:: Task ::
List each line of the data that holds the string "JSON", please.

:: Material for the task ::
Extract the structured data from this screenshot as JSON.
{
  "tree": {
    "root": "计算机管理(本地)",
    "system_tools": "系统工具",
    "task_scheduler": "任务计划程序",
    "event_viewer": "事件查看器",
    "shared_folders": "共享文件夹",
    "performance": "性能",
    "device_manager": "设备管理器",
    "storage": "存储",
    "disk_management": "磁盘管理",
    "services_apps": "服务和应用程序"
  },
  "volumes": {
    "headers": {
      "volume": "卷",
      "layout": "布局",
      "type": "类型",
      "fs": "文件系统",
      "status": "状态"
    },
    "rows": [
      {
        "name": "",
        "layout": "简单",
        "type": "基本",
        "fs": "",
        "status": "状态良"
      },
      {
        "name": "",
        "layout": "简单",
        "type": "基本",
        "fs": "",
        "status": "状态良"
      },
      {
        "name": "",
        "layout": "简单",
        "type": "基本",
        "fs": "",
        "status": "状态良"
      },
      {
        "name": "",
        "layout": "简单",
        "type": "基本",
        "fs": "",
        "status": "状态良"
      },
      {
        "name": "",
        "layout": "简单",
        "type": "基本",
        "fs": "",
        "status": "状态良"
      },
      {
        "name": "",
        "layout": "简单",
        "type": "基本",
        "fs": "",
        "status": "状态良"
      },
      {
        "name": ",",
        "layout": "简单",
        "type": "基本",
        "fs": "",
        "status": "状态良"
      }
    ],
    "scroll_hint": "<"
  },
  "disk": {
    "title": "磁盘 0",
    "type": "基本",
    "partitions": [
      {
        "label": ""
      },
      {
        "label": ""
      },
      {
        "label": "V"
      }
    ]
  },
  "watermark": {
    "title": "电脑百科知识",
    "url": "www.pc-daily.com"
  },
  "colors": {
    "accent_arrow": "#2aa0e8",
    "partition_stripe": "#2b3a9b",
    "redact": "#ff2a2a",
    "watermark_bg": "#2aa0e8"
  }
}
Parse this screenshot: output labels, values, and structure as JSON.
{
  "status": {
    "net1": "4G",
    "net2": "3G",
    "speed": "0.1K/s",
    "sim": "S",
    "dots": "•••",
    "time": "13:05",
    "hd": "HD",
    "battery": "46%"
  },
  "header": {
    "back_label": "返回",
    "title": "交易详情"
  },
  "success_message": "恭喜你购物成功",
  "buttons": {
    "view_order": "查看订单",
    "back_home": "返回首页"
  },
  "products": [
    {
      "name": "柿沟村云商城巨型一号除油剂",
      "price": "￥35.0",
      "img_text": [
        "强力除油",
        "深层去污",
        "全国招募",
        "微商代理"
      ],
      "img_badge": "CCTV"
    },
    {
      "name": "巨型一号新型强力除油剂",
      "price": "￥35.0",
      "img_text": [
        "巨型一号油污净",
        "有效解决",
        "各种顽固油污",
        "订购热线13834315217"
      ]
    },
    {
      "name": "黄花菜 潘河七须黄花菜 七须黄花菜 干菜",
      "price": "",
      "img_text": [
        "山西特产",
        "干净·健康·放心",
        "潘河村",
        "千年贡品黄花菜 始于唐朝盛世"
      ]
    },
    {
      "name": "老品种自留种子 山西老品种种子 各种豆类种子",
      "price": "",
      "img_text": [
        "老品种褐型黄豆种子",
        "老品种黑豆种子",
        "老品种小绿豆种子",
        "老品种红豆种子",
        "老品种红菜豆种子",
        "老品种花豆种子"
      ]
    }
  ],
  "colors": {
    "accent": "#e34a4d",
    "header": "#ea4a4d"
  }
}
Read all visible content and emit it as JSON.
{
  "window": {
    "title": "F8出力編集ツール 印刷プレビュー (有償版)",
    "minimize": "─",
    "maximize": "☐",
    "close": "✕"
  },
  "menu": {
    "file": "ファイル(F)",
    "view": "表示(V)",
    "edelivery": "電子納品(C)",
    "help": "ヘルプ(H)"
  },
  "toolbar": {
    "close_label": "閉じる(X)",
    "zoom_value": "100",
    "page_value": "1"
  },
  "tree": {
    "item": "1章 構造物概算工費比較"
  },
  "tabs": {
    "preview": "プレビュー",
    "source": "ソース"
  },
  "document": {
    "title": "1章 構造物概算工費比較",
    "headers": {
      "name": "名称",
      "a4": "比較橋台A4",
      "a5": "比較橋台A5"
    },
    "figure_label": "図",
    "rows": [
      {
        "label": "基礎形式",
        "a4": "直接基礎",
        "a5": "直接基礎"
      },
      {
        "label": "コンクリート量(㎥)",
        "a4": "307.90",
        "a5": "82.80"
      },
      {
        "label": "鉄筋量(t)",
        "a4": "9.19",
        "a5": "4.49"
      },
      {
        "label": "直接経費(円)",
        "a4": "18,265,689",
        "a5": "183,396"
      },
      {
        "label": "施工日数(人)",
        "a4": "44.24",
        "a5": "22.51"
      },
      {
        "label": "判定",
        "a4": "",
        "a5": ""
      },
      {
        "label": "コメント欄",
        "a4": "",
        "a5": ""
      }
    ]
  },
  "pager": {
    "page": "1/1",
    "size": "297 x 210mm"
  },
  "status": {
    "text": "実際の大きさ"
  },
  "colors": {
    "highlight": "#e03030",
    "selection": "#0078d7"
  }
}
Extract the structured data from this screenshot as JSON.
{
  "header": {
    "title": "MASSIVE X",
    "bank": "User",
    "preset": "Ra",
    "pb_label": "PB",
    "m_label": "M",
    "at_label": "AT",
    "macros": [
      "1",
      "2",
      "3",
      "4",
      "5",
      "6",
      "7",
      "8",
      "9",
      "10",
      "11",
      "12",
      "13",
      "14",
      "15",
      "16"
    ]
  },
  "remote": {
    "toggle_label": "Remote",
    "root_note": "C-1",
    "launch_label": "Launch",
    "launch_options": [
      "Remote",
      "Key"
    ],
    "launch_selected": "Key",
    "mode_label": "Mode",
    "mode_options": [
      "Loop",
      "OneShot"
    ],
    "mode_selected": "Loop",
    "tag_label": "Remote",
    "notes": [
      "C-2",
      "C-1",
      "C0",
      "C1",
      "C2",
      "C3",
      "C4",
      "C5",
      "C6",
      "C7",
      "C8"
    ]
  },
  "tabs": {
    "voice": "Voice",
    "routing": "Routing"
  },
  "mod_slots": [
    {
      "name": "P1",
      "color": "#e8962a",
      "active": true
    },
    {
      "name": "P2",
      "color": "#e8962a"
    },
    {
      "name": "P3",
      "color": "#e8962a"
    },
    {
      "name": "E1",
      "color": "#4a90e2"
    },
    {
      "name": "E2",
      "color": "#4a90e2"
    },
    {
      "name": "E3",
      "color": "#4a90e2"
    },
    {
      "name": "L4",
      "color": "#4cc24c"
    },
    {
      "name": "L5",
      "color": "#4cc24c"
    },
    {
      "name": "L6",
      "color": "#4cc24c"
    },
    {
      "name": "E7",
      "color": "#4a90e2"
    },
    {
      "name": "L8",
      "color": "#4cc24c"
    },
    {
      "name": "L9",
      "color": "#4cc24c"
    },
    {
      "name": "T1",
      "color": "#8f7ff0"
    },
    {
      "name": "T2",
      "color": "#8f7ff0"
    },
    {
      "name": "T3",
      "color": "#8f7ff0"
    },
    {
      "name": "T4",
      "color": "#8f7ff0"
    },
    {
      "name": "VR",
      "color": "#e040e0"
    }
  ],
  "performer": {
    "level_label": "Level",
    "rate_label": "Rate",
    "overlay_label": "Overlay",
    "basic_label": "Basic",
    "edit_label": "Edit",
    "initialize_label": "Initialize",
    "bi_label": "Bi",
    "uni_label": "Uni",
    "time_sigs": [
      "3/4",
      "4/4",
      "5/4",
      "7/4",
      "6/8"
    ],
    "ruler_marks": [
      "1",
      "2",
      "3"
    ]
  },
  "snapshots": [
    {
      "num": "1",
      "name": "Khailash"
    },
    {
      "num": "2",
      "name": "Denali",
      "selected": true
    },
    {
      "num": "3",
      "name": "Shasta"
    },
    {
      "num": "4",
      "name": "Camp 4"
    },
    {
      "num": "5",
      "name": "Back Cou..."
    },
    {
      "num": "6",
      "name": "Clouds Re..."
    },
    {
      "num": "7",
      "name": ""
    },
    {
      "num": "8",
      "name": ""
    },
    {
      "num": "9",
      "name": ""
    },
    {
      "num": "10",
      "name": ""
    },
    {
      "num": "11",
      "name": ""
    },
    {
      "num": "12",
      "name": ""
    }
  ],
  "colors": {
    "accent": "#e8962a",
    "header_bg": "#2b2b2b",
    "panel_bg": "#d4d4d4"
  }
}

:: Full output ::
Extract the structured data from this screenshot as JSON.
Parse this screenshot: output labels, values, and structure as JSON.
Read all visible content and emit it as JSON.
Extract the structured data from this screenshot as JSON.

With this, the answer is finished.